* **Listing**:
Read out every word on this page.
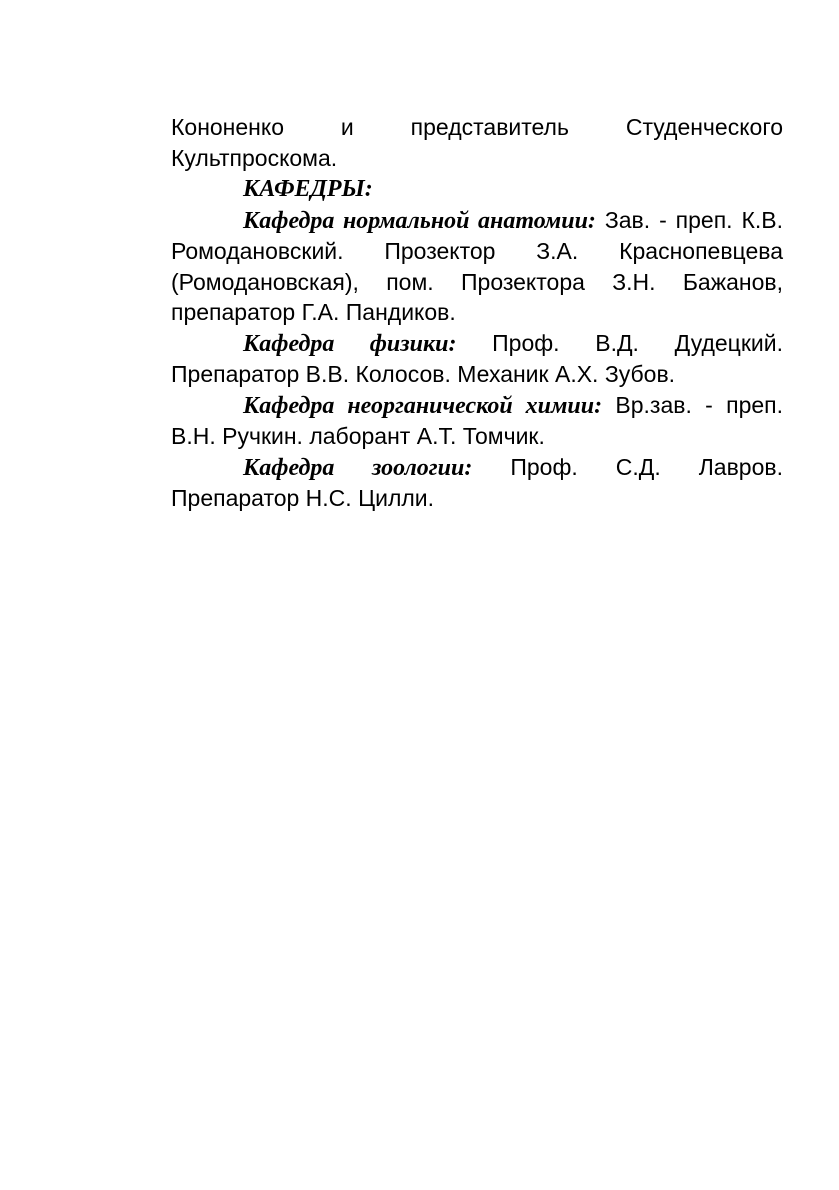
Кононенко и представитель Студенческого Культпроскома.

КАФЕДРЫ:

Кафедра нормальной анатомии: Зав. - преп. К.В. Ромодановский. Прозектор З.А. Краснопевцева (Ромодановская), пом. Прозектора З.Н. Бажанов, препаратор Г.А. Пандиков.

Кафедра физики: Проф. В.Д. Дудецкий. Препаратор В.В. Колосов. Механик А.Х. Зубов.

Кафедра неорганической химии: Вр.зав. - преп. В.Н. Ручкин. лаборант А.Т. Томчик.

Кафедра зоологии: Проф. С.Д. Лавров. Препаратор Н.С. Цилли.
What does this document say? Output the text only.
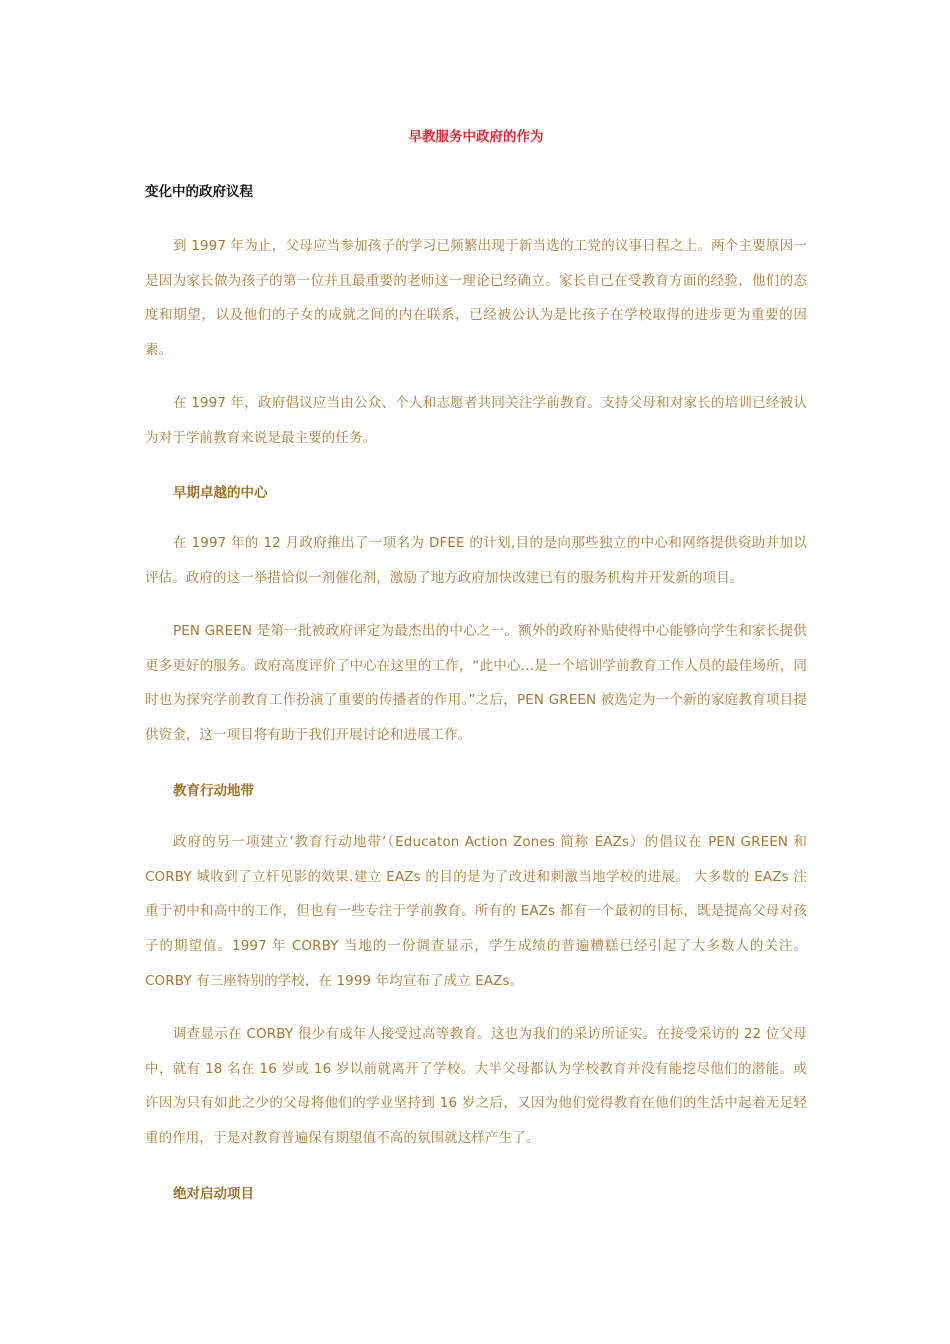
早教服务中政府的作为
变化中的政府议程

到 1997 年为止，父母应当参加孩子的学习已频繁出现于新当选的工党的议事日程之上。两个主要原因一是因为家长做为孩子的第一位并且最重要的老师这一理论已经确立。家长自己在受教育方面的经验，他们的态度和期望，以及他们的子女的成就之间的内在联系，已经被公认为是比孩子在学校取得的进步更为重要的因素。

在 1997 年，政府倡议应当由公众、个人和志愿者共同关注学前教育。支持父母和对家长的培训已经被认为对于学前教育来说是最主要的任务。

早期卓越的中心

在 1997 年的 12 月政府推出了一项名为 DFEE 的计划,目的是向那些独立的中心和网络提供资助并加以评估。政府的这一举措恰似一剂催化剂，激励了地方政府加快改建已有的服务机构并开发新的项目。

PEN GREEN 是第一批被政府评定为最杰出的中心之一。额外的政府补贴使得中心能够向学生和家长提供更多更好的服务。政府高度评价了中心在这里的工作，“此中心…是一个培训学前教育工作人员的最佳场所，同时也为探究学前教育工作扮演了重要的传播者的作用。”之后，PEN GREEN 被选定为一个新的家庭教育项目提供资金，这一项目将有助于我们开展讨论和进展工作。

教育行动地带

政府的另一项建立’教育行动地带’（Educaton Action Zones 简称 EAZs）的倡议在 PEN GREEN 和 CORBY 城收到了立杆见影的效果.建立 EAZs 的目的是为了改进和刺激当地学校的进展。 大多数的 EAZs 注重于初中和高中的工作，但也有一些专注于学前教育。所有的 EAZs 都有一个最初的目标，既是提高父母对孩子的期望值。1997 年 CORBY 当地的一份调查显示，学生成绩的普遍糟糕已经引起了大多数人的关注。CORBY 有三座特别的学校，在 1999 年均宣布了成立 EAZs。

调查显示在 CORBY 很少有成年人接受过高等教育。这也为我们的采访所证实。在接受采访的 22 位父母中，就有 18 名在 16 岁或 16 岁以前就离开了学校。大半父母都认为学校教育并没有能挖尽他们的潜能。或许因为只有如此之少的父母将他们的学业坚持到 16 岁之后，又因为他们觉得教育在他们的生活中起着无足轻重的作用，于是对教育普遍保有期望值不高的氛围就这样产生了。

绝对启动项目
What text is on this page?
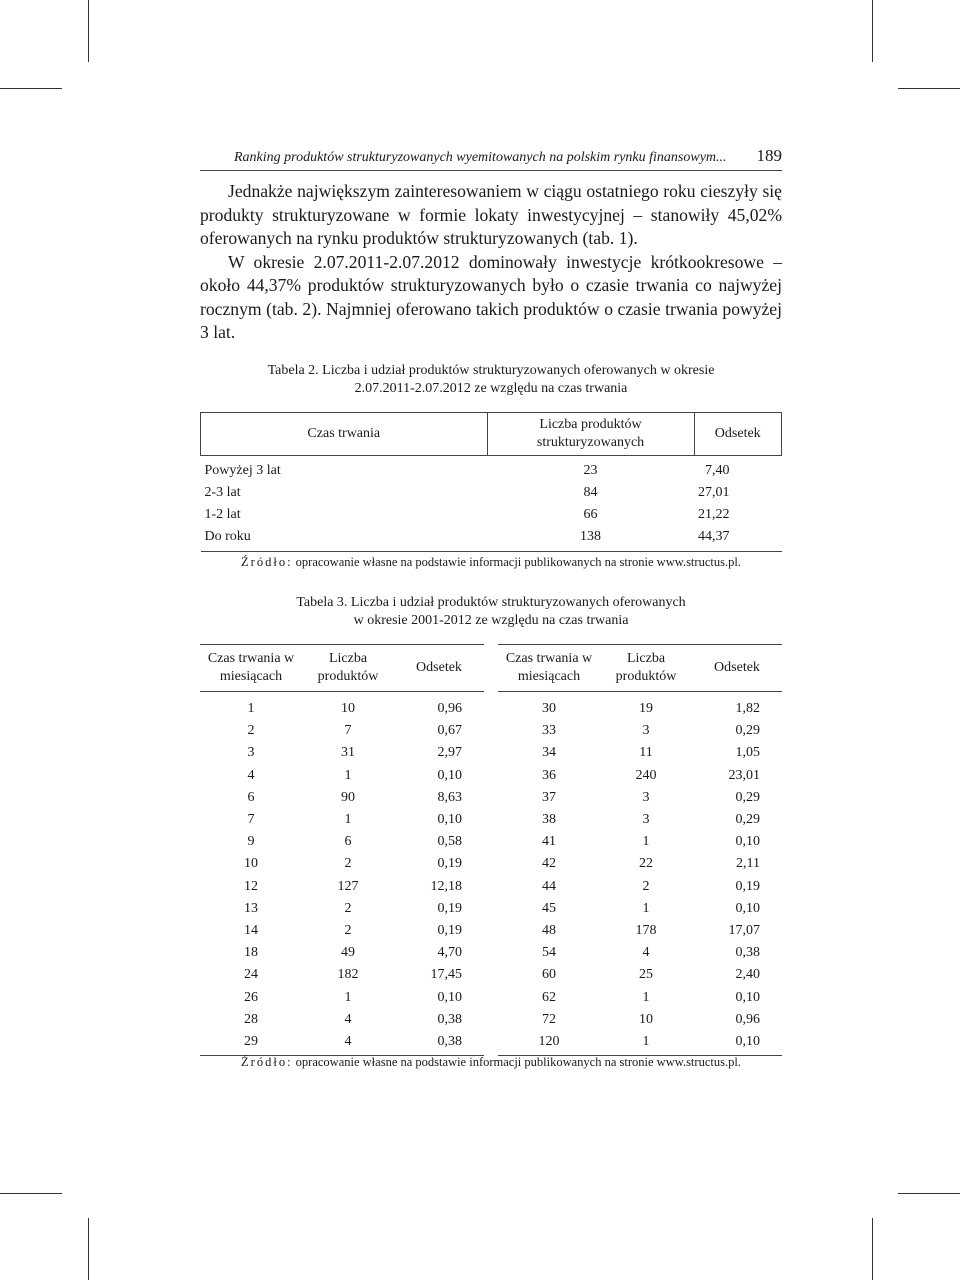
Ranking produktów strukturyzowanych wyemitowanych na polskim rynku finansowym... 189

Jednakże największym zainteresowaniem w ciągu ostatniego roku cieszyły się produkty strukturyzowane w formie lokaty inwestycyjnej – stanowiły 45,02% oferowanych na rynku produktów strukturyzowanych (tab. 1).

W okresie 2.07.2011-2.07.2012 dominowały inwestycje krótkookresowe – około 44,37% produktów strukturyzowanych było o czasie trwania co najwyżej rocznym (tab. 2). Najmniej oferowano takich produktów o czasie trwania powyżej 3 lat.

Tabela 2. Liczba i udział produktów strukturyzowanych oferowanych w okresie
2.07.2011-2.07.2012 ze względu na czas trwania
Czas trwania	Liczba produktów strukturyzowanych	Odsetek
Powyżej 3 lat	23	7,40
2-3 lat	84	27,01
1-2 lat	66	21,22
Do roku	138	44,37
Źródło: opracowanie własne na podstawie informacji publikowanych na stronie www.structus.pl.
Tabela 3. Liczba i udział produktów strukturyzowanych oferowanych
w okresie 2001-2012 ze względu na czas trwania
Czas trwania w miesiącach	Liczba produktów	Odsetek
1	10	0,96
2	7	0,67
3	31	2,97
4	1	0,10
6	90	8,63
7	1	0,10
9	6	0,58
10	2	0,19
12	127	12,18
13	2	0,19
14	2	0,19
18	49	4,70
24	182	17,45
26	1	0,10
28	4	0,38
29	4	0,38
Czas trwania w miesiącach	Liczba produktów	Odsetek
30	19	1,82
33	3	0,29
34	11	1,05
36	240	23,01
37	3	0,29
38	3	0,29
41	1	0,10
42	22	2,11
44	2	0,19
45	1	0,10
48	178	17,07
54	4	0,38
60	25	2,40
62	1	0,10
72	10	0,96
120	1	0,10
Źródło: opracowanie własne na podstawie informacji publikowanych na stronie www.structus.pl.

* **Exercise aim**: Give the count of lines that hold the word "CORBY", with nothing added.

* **Exercise response**: 2